- Task details
Here are some records; quote them exactly, leaving out the pictures.

Records about charts and figures:
+++++

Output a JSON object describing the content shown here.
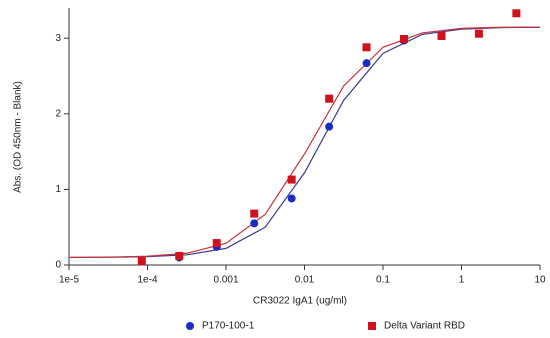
{
  "chart_data": {
    "type": "scatter",
    "xlabel": "CR3022 IgA1 (ug/ml)",
    "ylabel": "Abs. (OD 450nm - Blank)",
    "xscale": "log",
    "xlim": [
      1e-05,
      10
    ],
    "ylim": [
      0,
      3.4
    ],
    "xticks": [
      {
        "value": 1e-05,
        "label": "1e-5"
      },
      {
        "value": 0.0001,
        "label": "1e-4"
      },
      0.001,
      0.01,
      0.1,
      1,
      10
    ],
    "yticks": [
      0,
      1,
      2,
      3
    ],
    "legend": "bottom",
    "series": [
      {
        "name": "P170-100-1",
        "color": "#1a2bc4",
        "line_color": "#3a3a8c",
        "marker": "circle",
        "x": [
          0.000254,
          0.000762,
          0.00229,
          0.00686,
          0.0206,
          0.0617,
          0.185
        ],
        "values": [
          0.1,
          0.24,
          0.55,
          0.88,
          1.83,
          2.67,
          2.97
        ],
        "fit": {
          "x": [
            1e-05,
            3.16e-05,
            0.0001,
            0.000316,
            0.001,
            0.00316,
            0.01,
            0.0316,
            0.1,
            0.316,
            1,
            3.16,
            10
          ],
          "values": [
            0.1,
            0.102,
            0.11,
            0.135,
            0.22,
            0.5,
            1.22,
            2.18,
            2.8,
            3.05,
            3.12,
            3.14,
            3.145
          ]
        }
      },
      {
        "name": "Delta Variant RBD",
        "color": "#d0121c",
        "line_color": "#c8323a",
        "marker": "square",
        "x": [
          8.47e-05,
          0.000254,
          0.000762,
          0.00229,
          0.00686,
          0.0206,
          0.0617,
          0.185,
          0.556,
          1.667,
          5
        ],
        "values": [
          0.05,
          0.12,
          0.29,
          0.68,
          1.13,
          2.2,
          2.88,
          2.99,
          3.03,
          3.06,
          3.33
        ],
        "fit": {
          "x": [
            1e-05,
            3.16e-05,
            0.0001,
            0.000316,
            0.001,
            0.00316,
            0.01,
            0.0316,
            0.1,
            0.316,
            1,
            3.16,
            10
          ],
          "values": [
            0.101,
            0.104,
            0.116,
            0.155,
            0.286,
            0.67,
            1.47,
            2.37,
            2.88,
            3.07,
            3.13,
            3.145,
            3.148
          ]
        }
      }
    ]
  }
}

+++++

- Output of the exercise
Output a JSON object describing the content shown here.
{
  "chart_data": {
    "type": "scatter",
    "xlabel": "CR3022 IgA1 (ug/ml)",
    "ylabel": "Abs. (OD 450nm - Blank)",
    "xscale": "log",
    "xlim": [
      1e-05,
      10
    ],
    "ylim": [
      0,
      3.4
    ],
    "xticks": [
      {
        "value": 1e-05,
        "label": "1e-5"
      },
      {
        "value": 0.0001,
        "label": "1e-4"
      },
      0.001,
      0.01,
      0.1,
      1,
      10
    ],
    "yticks": [
      0,
      1,
      2,
      3
    ],
    "legend": "bottom",
    "series": [
      {
        "name": "P170-100-1",
        "color": "#1a2bc4",
        "line_color": "#3a3a8c",
        "marker": "circle",
        "x": [
          0.000254,
          0.000762,
          0.00229,
          0.00686,
          0.0206,
          0.0617,
          0.185
        ],
        "values": [
          0.1,
          0.24,
          0.55,
          0.88,
          1.83,
          2.67,
          2.97
        ],
        "fit": {
          "x": [
            1e-05,
            3.16e-05,
            0.0001,
            0.000316,
            0.001,
            0.00316,
            0.01,
            0.0316,
            0.1,
            0.316,
            1,
            3.16,
            10
          ],
          "values": [
            0.1,
            0.102,
            0.11,
            0.135,
            0.22,
            0.5,
            1.22,
            2.18,
            2.8,
            3.05,
            3.12,
            3.14,
            3.145
          ]
        }
      },
      {
        "name": "Delta Variant RBD",
        "color": "#d0121c",
        "line_color": "#c8323a",
        "marker": "square",
        "x": [
          8.47e-05,
          0.000254,
          0.000762,
          0.00229,
          0.00686,
          0.0206,
          0.0617,
          0.185,
          0.556,
          1.667,
          5
        ],
        "values": [
          0.05,
          0.12,
          0.29,
          0.68,
          1.13,
          2.2,
          2.88,
          2.99,
          3.03,
          3.06,
          3.33
        ],
        "fit": {
          "x": [
            1e-05,
            3.16e-05,
            0.0001,
            0.000316,
            0.001,
            0.00316,
            0.01,
            0.0316,
            0.1,
            0.316,
            1,
            3.16,
            10
          ],
          "values": [
            0.101,
            0.104,
            0.116,
            0.155,
            0.286,
            0.67,
            1.47,
            2.37,
            2.88,
            3.07,
            3.13,
            3.145,
            3.148
          ]
        }
      }
    ]
  }
}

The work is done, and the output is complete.